**Task statement**
Return the lines from the one with "Enumerate this screenshot's" through the one with "Give me the", exactly as they appear and with no pictures.

**Material shown**
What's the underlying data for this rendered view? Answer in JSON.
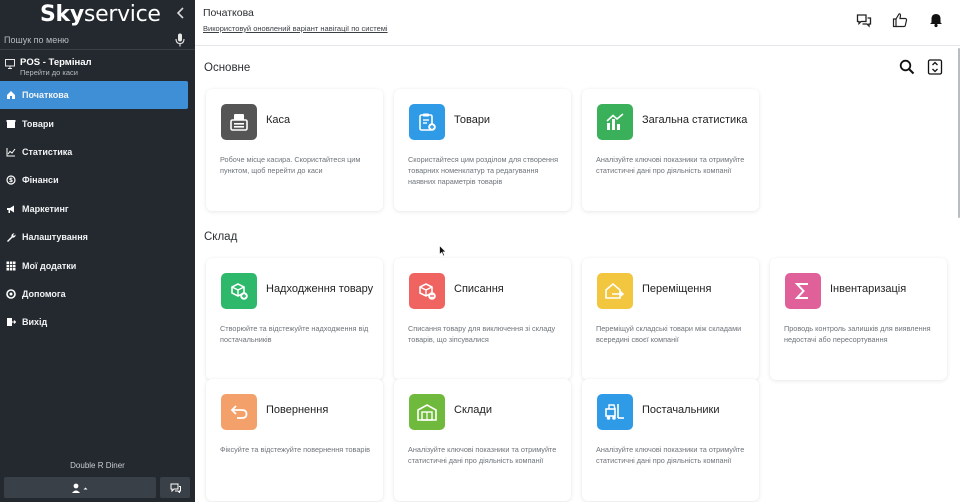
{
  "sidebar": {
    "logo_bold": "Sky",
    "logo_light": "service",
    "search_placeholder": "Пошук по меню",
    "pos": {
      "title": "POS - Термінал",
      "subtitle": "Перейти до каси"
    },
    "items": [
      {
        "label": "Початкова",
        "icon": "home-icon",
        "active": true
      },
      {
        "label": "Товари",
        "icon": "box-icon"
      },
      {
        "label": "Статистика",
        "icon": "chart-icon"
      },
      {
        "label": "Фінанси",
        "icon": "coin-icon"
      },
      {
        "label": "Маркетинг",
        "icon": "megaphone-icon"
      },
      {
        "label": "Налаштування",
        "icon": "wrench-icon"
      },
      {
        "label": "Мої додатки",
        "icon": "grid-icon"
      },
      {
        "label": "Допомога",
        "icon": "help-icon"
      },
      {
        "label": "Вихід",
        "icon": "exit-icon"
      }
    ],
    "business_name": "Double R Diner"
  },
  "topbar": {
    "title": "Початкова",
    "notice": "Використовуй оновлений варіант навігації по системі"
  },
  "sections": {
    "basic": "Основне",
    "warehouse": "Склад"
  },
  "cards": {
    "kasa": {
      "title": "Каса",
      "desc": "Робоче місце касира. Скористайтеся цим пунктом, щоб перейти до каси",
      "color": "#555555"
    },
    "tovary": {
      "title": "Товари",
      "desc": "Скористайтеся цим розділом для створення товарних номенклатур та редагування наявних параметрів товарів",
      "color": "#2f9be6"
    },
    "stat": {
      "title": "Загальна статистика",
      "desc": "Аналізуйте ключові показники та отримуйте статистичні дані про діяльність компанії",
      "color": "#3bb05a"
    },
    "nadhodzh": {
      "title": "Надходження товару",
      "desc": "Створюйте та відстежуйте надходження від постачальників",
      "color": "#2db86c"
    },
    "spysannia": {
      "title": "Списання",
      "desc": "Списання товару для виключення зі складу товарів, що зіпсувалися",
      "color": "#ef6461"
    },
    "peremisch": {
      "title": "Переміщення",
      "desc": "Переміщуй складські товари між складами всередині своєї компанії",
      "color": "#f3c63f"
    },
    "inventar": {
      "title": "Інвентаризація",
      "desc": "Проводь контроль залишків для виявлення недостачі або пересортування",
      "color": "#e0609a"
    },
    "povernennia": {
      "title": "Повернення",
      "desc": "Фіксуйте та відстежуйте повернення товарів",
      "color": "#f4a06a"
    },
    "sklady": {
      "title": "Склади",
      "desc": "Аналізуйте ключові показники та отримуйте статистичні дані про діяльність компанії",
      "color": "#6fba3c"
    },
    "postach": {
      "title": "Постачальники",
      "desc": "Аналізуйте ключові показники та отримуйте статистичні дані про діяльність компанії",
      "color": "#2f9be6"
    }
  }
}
...
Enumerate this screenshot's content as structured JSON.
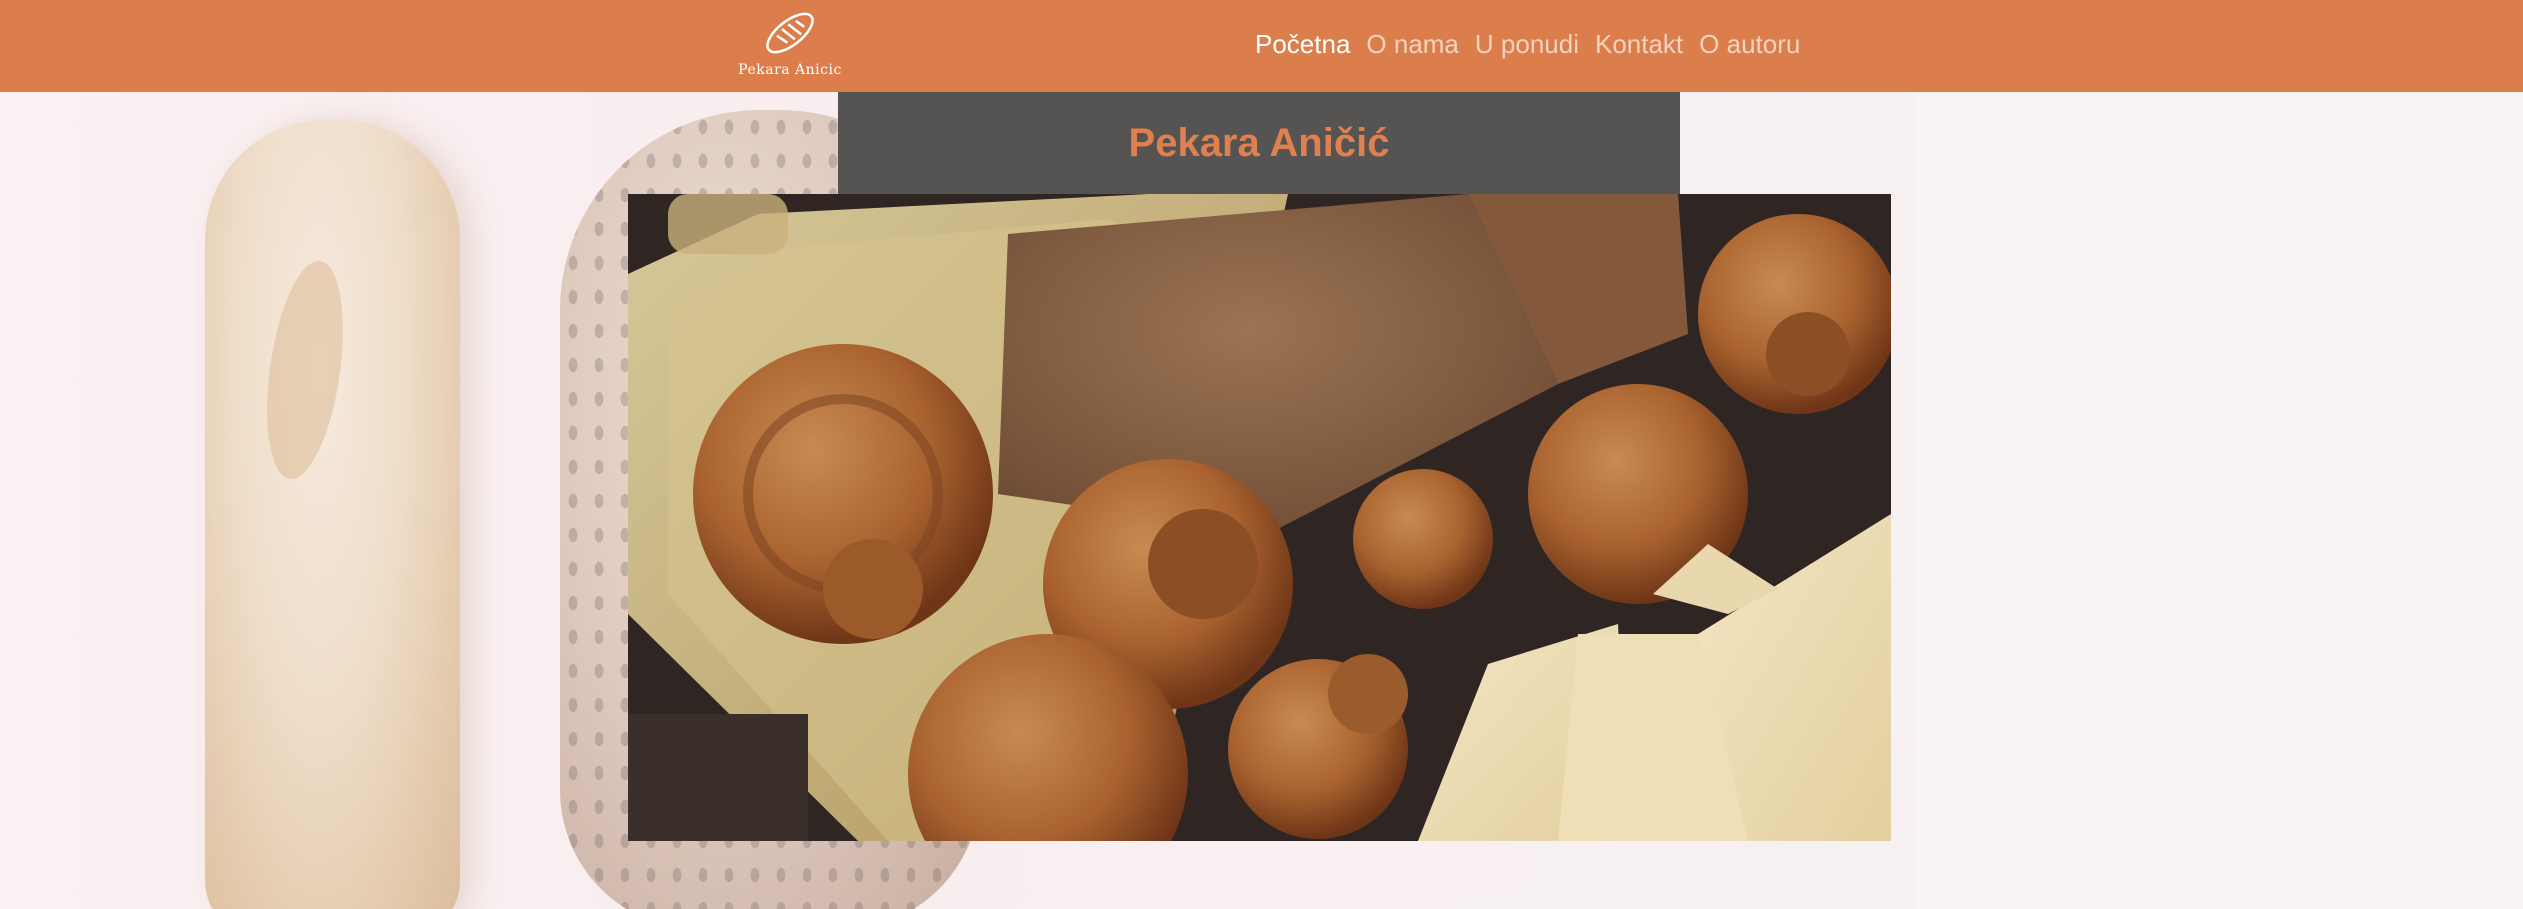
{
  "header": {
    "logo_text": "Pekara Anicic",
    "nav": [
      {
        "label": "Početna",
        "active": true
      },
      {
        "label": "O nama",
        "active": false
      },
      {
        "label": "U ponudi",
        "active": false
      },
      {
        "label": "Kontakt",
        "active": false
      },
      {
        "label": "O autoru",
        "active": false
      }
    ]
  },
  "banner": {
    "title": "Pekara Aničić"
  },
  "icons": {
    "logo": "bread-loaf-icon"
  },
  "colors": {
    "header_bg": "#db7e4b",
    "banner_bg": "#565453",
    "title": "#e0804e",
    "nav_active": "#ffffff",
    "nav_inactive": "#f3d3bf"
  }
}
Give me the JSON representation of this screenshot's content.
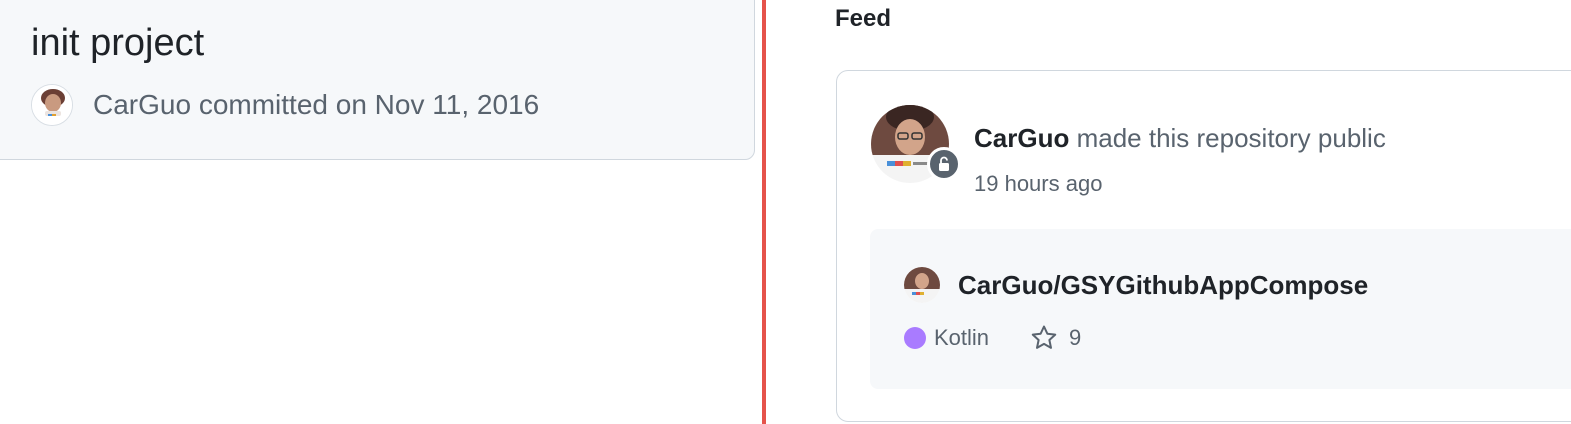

**Task result**
Enumerate this screenshot's content as structured JSON.
{
  "header": {
    "logo_text": "Pekara Anicic",
    "nav": [
      {
        "label": "Početna",
        "active": true
      },
      {
        "label": "O nama",
        "active": false
      },
      {
        "label": "U ponudi",
        "active": false
      },
      {
        "label": "Kontakt",
        "active": false
      },
      {
        "label": "O autoru",
        "active": false
      }
    ]
  },
  "banner": {
    "title": "Pekara Aničić"
  },
  "icons": {
    "logo": "bread-loaf-icon"
  },
  "colors": {
    "header_bg": "#db7e4b",
    "banner_bg": "#565453",
    "title": "#e0804e",
    "nav_active": "#ffffff",
    "nav_inactive": "#f3d3bf"
  }
}
Give me the JSON representation of this screenshot's content.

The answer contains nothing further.